STATED TASK:
Copy the entries below line for line, keeping every character as it appears, and omit the pictures from your copy.

STORED RECORDS:
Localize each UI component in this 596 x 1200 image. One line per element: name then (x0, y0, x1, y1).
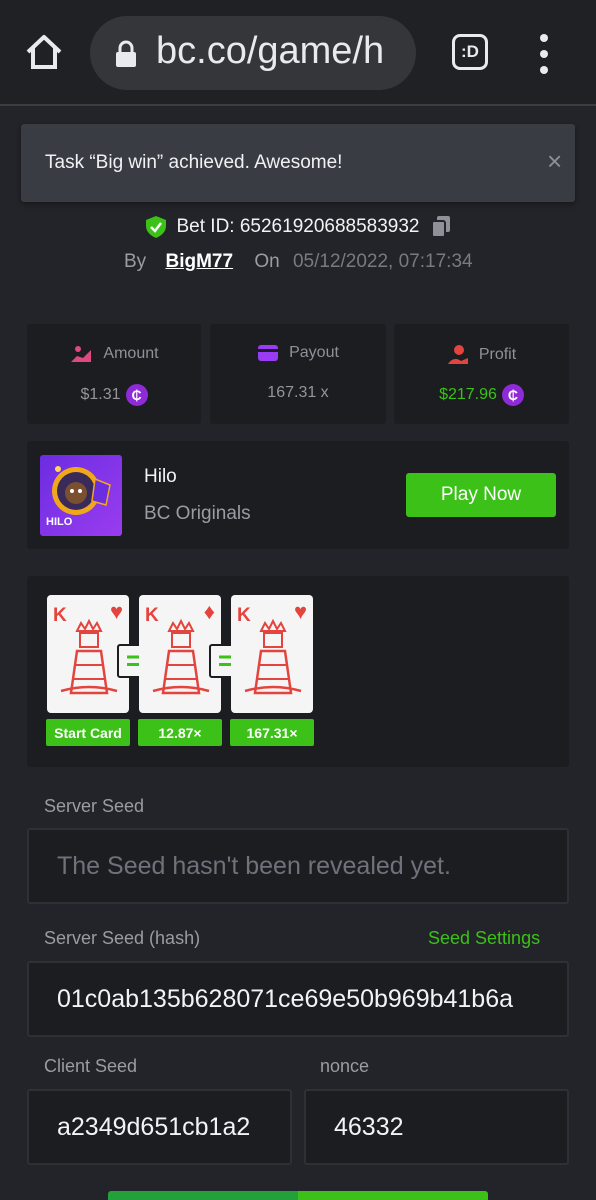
payout-value: 167.31 x (267, 384, 329, 401)
server-seed-label: Server Seed (44, 796, 145, 816)
profit-icon (447, 345, 468, 364)
multiplier-badge: 167.31× (230, 719, 314, 746)
king-figure-icon (244, 618, 302, 695)
bet-id: Bet ID: 65261920688583932 (176, 216, 420, 237)
cards-history: K ♥ = K ♦ = K ♥ Start Card 12.87× 167.31… (27, 576, 569, 767)
play-now-button[interactable]: Play Now (406, 473, 556, 517)
game-provider: BC Originals (144, 503, 251, 524)
client-seed-value: a2349d651cb1a2 (57, 1113, 251, 1141)
stat-amount: Amount $1.31 ₵ (27, 324, 201, 424)
on-label: On (254, 251, 280, 272)
amount-icon (71, 346, 92, 362)
seed-settings-link[interactable]: Seed Settings (428, 928, 540, 949)
verified-shield-icon (145, 216, 166, 238)
profit-value: $217.96 (439, 386, 497, 403)
profit-label: Profit (478, 346, 517, 363)
server-seed-hash-label: Server Seed (hash) (44, 928, 201, 948)
hilo-thumbnail[interactable]: HILO (40, 455, 122, 536)
username-link[interactable]: BigM77 (165, 251, 233, 272)
hilo-thumb-label: HILO (46, 516, 73, 528)
by-label: By (124, 251, 147, 272)
amount-label: Amount (103, 345, 159, 362)
server-seed-hash-value: 01c0ab135b628071ce69e50b969b41b6a (57, 985, 514, 1013)
nonce-label: nonce (320, 1056, 370, 1076)
server-seed-placeholder: The Seed hasn't been revealed yet. (57, 852, 451, 880)
payout-label: Payout (289, 344, 339, 361)
lock-icon (116, 40, 136, 67)
bet-date: 05/12/2022, 07:17:34 (292, 251, 473, 272)
browser-toolbar: bc.co/game/h :D (0, 0, 596, 106)
amount-value: $1.31 (80, 386, 121, 403)
server-seed-field[interactable]: The Seed hasn't been revealed yet. (27, 828, 569, 904)
stat-payout: Payout 167.31 x (210, 324, 386, 424)
close-icon[interactable]: × (547, 148, 562, 174)
client-seed-field[interactable]: a2349d651cb1a2 (27, 1089, 292, 1165)
url-bar[interactable]: bc.co/game/h (90, 16, 416, 90)
server-seed-hash-field[interactable]: 01c0ab135b628071ce69e50b969b41b6a (27, 961, 569, 1037)
client-seed-label: Client Seed (44, 1056, 138, 1076)
more-menu-icon[interactable] (530, 34, 558, 74)
home-icon[interactable] (22, 30, 66, 74)
multiplier-badge: 12.87× (138, 719, 222, 746)
bet-id-row: Bet ID: 65261920688583932 (0, 212, 596, 242)
verify-button[interactable] (108, 1191, 488, 1200)
multiplier-badge: Start Card (46, 719, 130, 746)
toast-message: Task “Big win” achieved. Awesome! (45, 152, 343, 173)
coin-icon: ₵ (501, 384, 524, 406)
game-name: Hilo (144, 466, 177, 487)
achievement-toast: Task “Big win” achieved. Awesome! × (21, 124, 575, 202)
coin-icon: ₵ (125, 384, 148, 406)
payout-icon (258, 345, 279, 361)
playing-card: K ♥ (231, 595, 313, 713)
game-card: HILO Hilo BC Originals Play Now (27, 441, 569, 549)
nonce-value: 46332 (334, 1113, 404, 1141)
nonce-field[interactable]: 46332 (304, 1089, 569, 1165)
copy-icon[interactable] (430, 215, 452, 239)
url-text: bc.co/game/h (156, 30, 385, 72)
tab-switcher-button[interactable]: :D (452, 34, 488, 70)
stat-profit: Profit $217.96 ₵ (394, 324, 569, 424)
bet-meta: By BigM77 On 05/12/2022, 07:17:34 (124, 251, 473, 273)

EXERCISE RESULT:
Localize each UI component in this 596 x 1200 image. One line per element: name then (x0, y0, x1, y1).
payout-value: 167.31 x (267, 384, 329, 401)
server-seed-label: Server Seed (44, 796, 145, 816)
profit-icon (447, 345, 468, 364)
multiplier-badge: 167.31× (230, 719, 314, 746)
king-figure-icon (244, 618, 302, 695)
bet-id: Bet ID: 65261920688583932 (176, 216, 420, 237)
cards-history: K ♥ = K ♦ = K ♥ Start Card 12.87× 167.31… (27, 576, 569, 767)
play-now-button[interactable]: Play Now (406, 473, 556, 517)
game-provider: BC Originals (144, 503, 251, 524)
client-seed-value: a2349d651cb1a2 (57, 1113, 251, 1141)
stat-amount: Amount $1.31 ₵ (27, 324, 201, 424)
on-label: On (254, 251, 280, 272)
amount-icon (71, 346, 92, 362)
seed-settings-link[interactable]: Seed Settings (428, 928, 540, 949)
verified-shield-icon (145, 216, 166, 238)
profit-value: $217.96 (439, 386, 497, 403)
profit-label: Profit (478, 346, 517, 363)
server-seed-hash-label: Server Seed (hash) (44, 928, 201, 948)
hilo-thumbnail[interactable]: HILO (40, 455, 122, 536)
username-link[interactable]: BigM77 (165, 251, 233, 272)
hilo-thumb-label: HILO (46, 516, 73, 528)
by-label: By (124, 251, 147, 272)
amount-label: Amount (103, 345, 159, 362)
server-seed-hash-value: 01c0ab135b628071ce69e50b969b41b6a (57, 985, 514, 1013)
nonce-label: nonce (320, 1056, 370, 1076)
server-seed-placeholder: The Seed hasn't been revealed yet. (57, 852, 451, 880)
payout-label: Payout (289, 344, 339, 361)
lock-icon (116, 40, 136, 67)
bet-date: 05/12/2022, 07:17:34 (292, 251, 473, 272)
browser-toolbar: bc.co/game/h :D (0, 0, 596, 106)
amount-value: $1.31 (80, 386, 121, 403)
server-seed-field[interactable]: The Seed hasn't been revealed yet. (27, 828, 569, 904)
stat-payout: Payout 167.31 x (210, 324, 386, 424)
close-icon[interactable]: × (547, 148, 562, 174)
client-seed-field[interactable]: a2349d651cb1a2 (27, 1089, 292, 1165)
url-bar[interactable]: bc.co/game/h (90, 16, 416, 90)
server-seed-hash-field[interactable]: 01c0ab135b628071ce69e50b969b41b6a (27, 961, 569, 1037)
client-seed-label: Client Seed (44, 1056, 138, 1076)
more-menu-icon[interactable] (530, 34, 558, 74)
home-icon[interactable] (22, 30, 66, 74)
multiplier-badge: 12.87× (138, 719, 222, 746)
bet-id-row: Bet ID: 65261920688583932 (0, 212, 596, 242)
verify-button[interactable] (108, 1191, 488, 1200)
multiplier-badge: Start Card (46, 719, 130, 746)
toast-message: Task “Big win” achieved. Awesome! (45, 152, 343, 173)
coin-icon: ₵ (501, 384, 524, 406)
game-name: Hilo (144, 466, 177, 487)
achievement-toast: Task “Big win” achieved. Awesome! × (21, 124, 575, 202)
coin-icon: ₵ (125, 384, 148, 406)
payout-icon (258, 345, 279, 361)
playing-card: K ♥ (231, 595, 313, 713)
game-card: HILO Hilo BC Originals Play Now (27, 441, 569, 549)
nonce-value: 46332 (334, 1113, 404, 1141)
nonce-field[interactable]: 46332 (304, 1089, 569, 1165)
copy-icon[interactable] (430, 215, 452, 239)
url-text: bc.co/game/h (156, 30, 385, 72)
tab-switcher-button[interactable]: :D (452, 34, 488, 70)
stat-profit: Profit $217.96 ₵ (394, 324, 569, 424)
bet-meta: By BigM77 On 05/12/2022, 07:17:34 (124, 251, 473, 273)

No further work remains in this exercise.